--- BEGIN Records shown ---
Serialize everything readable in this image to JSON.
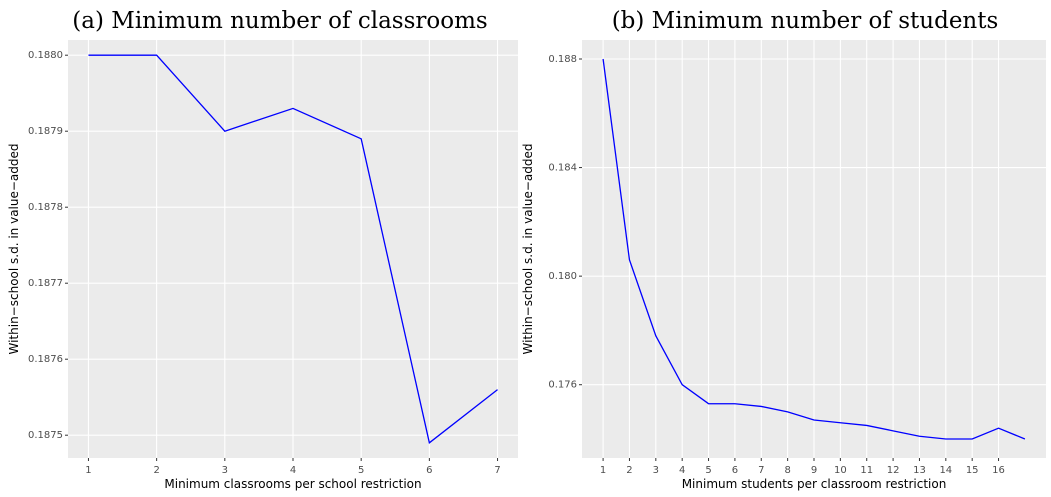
{
  "chart_data": [
    {
      "type": "line",
      "title": "(a) Minimum number of classrooms",
      "x_label": "Minimum classrooms per school restriction",
      "y_label": "Within−school s.d. in value−added",
      "x": [
        1,
        2,
        3,
        4,
        5,
        6,
        7
      ],
      "series": [
        {
          "color": "#0000ff",
          "values": [
            0.188,
            0.188,
            0.1879,
            0.18793,
            0.18789,
            0.18749,
            0.18756
          ]
        }
      ],
      "xlim": [
        0.7,
        7.3
      ],
      "xticks": [
        1,
        2,
        3,
        4,
        5,
        6,
        7
      ],
      "ylim": [
        0.18747,
        0.18802
      ],
      "yticks": [
        {
          "value": 0.1875,
          "label": "0.1875"
        },
        {
          "value": 0.1876,
          "label": "0.1876"
        },
        {
          "value": 0.1877,
          "label": "0.1877"
        },
        {
          "value": 0.1878,
          "label": "0.1878"
        },
        {
          "value": 0.1879,
          "label": "0.1879"
        },
        {
          "value": 0.188,
          "label": "0.1880"
        }
      ],
      "grid": true
    },
    {
      "type": "line",
      "title": "(b) Minimum number of students",
      "x_label": "Minimum students per classroom restriction",
      "y_label": "Within−school s.d. in value−added",
      "x": [
        1,
        2,
        3,
        4,
        5,
        6,
        7,
        8,
        9,
        10,
        11,
        12,
        13,
        14,
        15,
        16,
        17
      ],
      "series": [
        {
          "color": "#0000ff",
          "values": [
            0.188,
            0.1806,
            0.1778,
            0.176,
            0.1753,
            0.1753,
            0.1752,
            0.175,
            0.1747,
            0.1746,
            0.1745,
            0.1743,
            0.1741,
            0.174,
            0.174,
            0.1744,
            0.174
          ]
        }
      ],
      "xlim": [
        0.2,
        17.8
      ],
      "xticks": [
        1,
        2,
        3,
        4,
        5,
        6,
        7,
        8,
        9,
        10,
        11,
        12,
        13,
        14,
        15,
        16
      ],
      "ylim": [
        0.1733,
        0.1887
      ],
      "yticks": [
        0.176,
        {
          "value": 0.18,
          "label": "0.180"
        },
        0.184,
        0.188
      ],
      "grid": true
    }
  ]
}
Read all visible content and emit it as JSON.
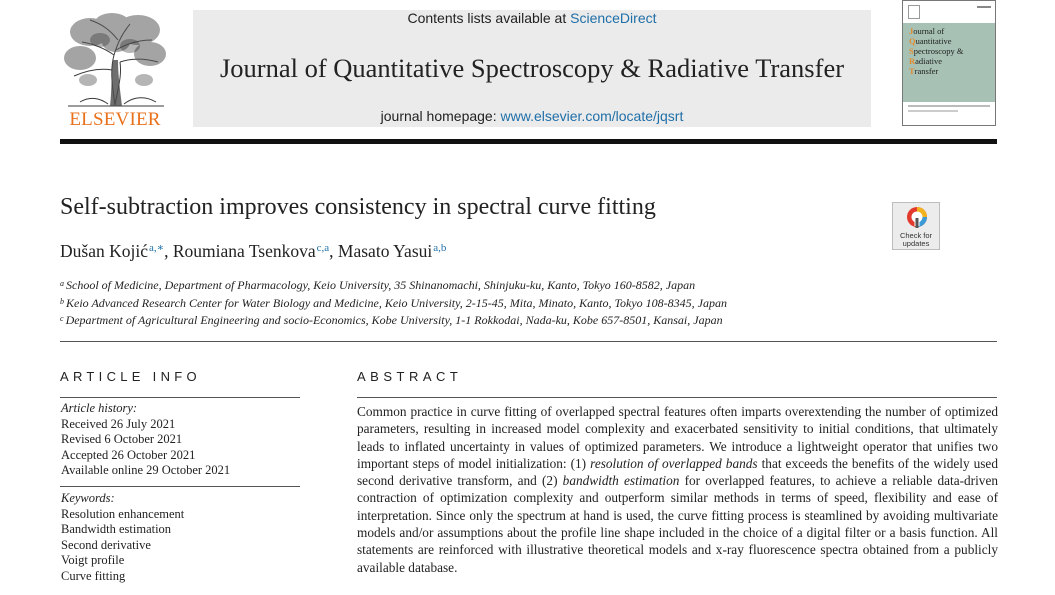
--- END Records shown ---
What is expected: Find each line holding the word "students" and copy it.

Exercise response:
      "title": "(b) Minimum number of students",
      "x_label": "Minimum students per classroom restriction",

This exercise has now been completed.